_EXTRACT TO READ:_
****************
Saturday, December 17, 2016

On reversing btrees in job interviews

Hiring new people is hard. No-one has managed to find a perfect way to separate poorly performing job applicants from the good ones. The method used in most big companies nowadays is the coding interview. In it the applicant is given some task, such as reversing a btree, and they are asked to write the code to do that on a whiteboard without a computer.

At regular intervals this brings up Internet snarkiness.



The point these comments make are basically sound, but they miss the bigger point which is this:

When you are asked to reverse a btree on a whiteboard, you are not being evaluated based on whether you can reverse a btree on a whiteboard.

Before we look into what you are evaluated on, some full disclosure may be in order. I have interviewed for Google a few times but each time they have chosen not to hire me. I have not interviewed people with this method nor have I received any training in doing so. Thus I don't know what aspects of interview performance are actually being evaluated, and presumably different companies have different requirements. These are just estimates which may be completely wrong.

Things tested before writing code

Getting an onsite interview is a challenge in itself. You have to pass multiple phone screens and programming tests just to get there. This test methodology is not foolproof. Every now and then (rarely, but still) a person manages to slip through the tests even if they would be unqualified for the job. Starting simple is an easy way to make sure that the applicant really is up to the challenge.

The second big test is one of attitude. While we all like to think that programming is about having fun solving hard problems with modern functional languages, creating world altering projects with ponies, rainbows and kittens, reality is more mundane. Over 80% of all costs in a software project are incurred during maintenance. This is usually nonglamorous and monotonous work. Even new projects have a ton of “grunt work” that just needs to be done. The attitude one displays when asked to do this sort of menial task can be very revealing. Some people get irritated because such a task is “beneath their intelligence”. These people are usually poor team players who you definitely do not want to hire.

The most important aspect of team work is communication. Yes, even more important than coding. Reversing a btree is a simple problem but the real work is in explaining what is being done and why. It is weird that even though communication is so important, very little effort is spent in teaching it (in many schools it is not taught at all). Being able to explain how to implement this kind of simple task is important, because a large fraction of your work consists of describing your solutions and ideas to other people. It does not matter if you can come up with the greatest ideas in the world if you can not make other “get” them.

Writing the code

Writing the code to reverse a btree should not take more than a few minutes. It is not hard, anyone who has done basic CS courses can get it done in a jiffy. But writing the code is an almost incidental part of the interview, in fact it is just a springboard to the actual problem.

Things tested after the code is written

Once the basic solution is done, you will get asked to expand it. For a btree questions might include:

  • If you used stack based iteration, what if the btree is deeper than there is stack space?
  • What if you need to be able to abort the reversal and restore the original tree given an external signal during reversal?
  • What if the btree is so large it won't fit in RAM? Or on one machine?
  • What if you need to reverse the tree while other threads are reading it?
  • What if you need to reverse the three while other threads are mutating it?
  • And so on.

As we see even the most seemingly simple problem can be made arbitrarily hard. The point of the original question is not to test if you can reverse the tree, but find how far you can go from there and where is the limit of what you don't know. If you come out of an interview where you are asked to reverse a tree and the only thing you do is reverse the tree, you have most likely failed.
****************
_REQUIREMENT 1:_ What share of all costs in a software project does the post on reversing btrees in job interviews say is incurred during maintenance?
_REQUIREMENT 2:_ Write a continuation of the post on reversing btrees in job interviews, picking up after its final sentence.

_DATASET EXCERPTS:_
****************
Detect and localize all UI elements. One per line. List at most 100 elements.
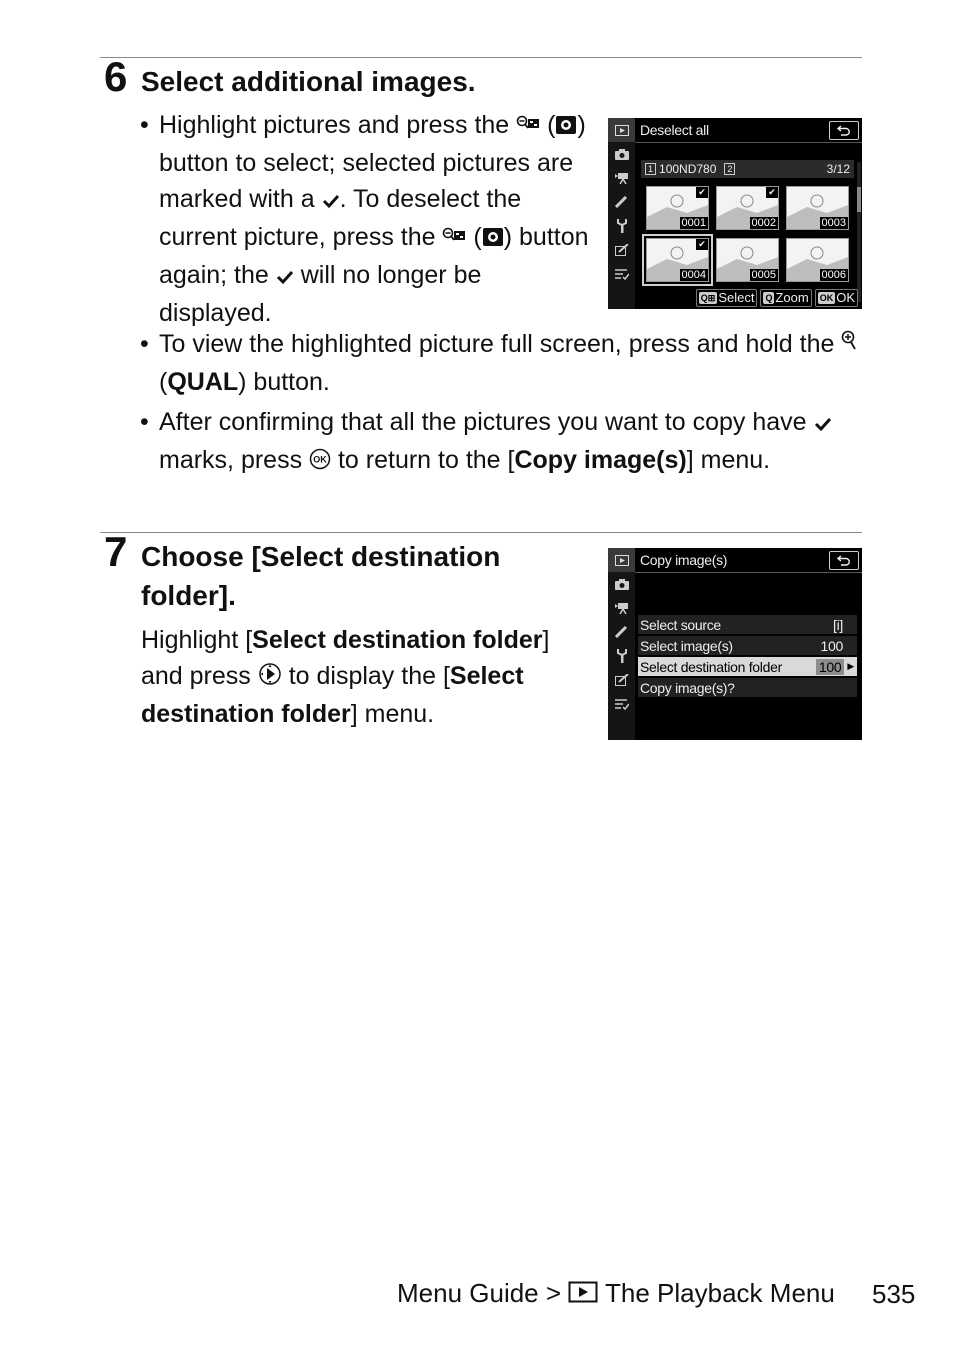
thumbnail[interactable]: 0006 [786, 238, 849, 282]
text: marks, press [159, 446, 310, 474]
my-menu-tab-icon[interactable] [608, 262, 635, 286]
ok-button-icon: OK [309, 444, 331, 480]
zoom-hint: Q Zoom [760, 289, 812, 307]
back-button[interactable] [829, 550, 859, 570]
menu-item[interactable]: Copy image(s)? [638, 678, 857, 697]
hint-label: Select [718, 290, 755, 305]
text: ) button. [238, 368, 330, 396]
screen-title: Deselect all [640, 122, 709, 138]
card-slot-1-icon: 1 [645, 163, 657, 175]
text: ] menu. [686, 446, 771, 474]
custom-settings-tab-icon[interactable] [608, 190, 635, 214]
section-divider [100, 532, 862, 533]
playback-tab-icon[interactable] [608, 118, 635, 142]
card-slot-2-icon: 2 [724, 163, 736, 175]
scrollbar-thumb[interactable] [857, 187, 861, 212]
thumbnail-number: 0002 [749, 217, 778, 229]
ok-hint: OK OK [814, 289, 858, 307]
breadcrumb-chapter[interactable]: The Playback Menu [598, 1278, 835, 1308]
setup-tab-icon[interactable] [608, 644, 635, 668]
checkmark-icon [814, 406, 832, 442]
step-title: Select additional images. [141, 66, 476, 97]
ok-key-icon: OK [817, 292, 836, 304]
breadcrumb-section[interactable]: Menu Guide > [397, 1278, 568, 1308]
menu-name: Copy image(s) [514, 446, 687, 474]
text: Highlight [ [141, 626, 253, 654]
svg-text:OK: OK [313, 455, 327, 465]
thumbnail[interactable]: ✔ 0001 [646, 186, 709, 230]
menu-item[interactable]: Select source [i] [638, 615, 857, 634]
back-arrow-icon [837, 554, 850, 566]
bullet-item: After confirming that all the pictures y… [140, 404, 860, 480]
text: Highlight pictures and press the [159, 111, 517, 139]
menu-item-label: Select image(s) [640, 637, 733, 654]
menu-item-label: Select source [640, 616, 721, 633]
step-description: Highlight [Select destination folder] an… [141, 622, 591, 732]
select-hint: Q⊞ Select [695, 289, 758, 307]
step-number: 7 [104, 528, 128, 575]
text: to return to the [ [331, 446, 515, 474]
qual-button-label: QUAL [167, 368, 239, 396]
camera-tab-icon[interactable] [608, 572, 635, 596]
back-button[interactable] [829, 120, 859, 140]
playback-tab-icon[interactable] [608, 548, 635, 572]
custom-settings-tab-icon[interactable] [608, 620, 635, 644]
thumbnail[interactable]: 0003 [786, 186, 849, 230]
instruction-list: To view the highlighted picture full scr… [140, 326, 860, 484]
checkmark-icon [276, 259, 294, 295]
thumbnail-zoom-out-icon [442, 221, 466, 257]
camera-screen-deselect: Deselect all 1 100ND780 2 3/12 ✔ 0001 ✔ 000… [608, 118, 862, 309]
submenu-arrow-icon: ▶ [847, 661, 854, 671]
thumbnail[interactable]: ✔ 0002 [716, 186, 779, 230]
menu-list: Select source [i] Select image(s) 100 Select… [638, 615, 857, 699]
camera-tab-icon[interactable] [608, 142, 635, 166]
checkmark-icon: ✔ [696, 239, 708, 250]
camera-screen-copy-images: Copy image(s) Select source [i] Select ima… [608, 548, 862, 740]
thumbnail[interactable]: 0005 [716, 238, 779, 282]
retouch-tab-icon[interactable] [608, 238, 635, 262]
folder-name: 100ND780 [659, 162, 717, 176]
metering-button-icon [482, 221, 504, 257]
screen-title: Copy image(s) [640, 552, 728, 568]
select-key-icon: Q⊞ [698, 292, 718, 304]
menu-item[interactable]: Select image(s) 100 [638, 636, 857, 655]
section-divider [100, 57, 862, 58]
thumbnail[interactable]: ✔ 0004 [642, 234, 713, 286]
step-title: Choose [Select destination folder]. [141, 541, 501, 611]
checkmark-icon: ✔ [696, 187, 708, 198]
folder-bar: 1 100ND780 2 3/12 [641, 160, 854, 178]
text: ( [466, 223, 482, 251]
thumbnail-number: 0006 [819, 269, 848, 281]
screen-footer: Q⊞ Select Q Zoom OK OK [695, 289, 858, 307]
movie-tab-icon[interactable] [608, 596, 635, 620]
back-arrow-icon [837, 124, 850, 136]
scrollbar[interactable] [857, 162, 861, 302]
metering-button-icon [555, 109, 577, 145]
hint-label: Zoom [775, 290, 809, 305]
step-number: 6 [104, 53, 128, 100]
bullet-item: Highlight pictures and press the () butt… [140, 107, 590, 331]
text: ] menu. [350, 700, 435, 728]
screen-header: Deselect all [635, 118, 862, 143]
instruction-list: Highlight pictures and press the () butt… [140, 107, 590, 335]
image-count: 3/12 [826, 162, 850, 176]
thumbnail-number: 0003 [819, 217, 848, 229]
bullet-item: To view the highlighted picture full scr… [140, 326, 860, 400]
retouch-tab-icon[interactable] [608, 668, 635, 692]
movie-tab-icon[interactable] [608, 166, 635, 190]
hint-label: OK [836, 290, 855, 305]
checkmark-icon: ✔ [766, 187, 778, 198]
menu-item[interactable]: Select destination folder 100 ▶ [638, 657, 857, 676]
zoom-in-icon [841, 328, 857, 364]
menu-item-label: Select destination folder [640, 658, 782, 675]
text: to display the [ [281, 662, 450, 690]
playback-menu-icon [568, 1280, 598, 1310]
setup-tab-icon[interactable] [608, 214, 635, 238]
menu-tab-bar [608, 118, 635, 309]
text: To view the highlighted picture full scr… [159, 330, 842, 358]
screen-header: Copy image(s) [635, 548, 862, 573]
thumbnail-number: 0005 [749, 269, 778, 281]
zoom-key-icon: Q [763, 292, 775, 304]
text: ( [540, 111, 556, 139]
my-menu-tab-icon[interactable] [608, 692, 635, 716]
****************
_EXPECTED OUTPUT 1:_ Over 80% of all costs are incurred during maintenance.

_EXPECTED OUTPUT 2:_
When the edge of knowledge has been reached comes the next evaluation point: what do you do when you don't know what to do. This is important because a large fraction of programming is solving problems you have not solved before. It can also be very frustrating because it goes against the natural problem solving instinct most people have. Saying “honestly at this point I would look this up on Google” gives you a reply of “Suppose you do that and find nothing, what do you do?”.
Different people react in different ways in this situation. These include:

  • freezing up completely
  • whining
  • trying random incoherent things
  • trying focused changes
  • trying a solution that won't solve the problem fully but is better than the current solution (and explicitly stating this before starting work)

This test is meant to reveal how the person works under pressure. This is not a hard requirement for many jobs but even then those who can keep a cool head under stressing circumstances have a distinct advantage to those who can't.

Points of criticism

There are really only two reliable ways of assessing a candidate. The first one is word of mouth from someone who has worked with the person before. The second one is taking the candidate in and make them work with the team for a while. Neither of these approaches is scalable.

The coding interview aims to be a simplification of this process, where the person is tested on things close to “real world” problems. But it is not the real world, only a model. And like all models, it is a simplification that leaves some things out and emphasizes other things more than they should.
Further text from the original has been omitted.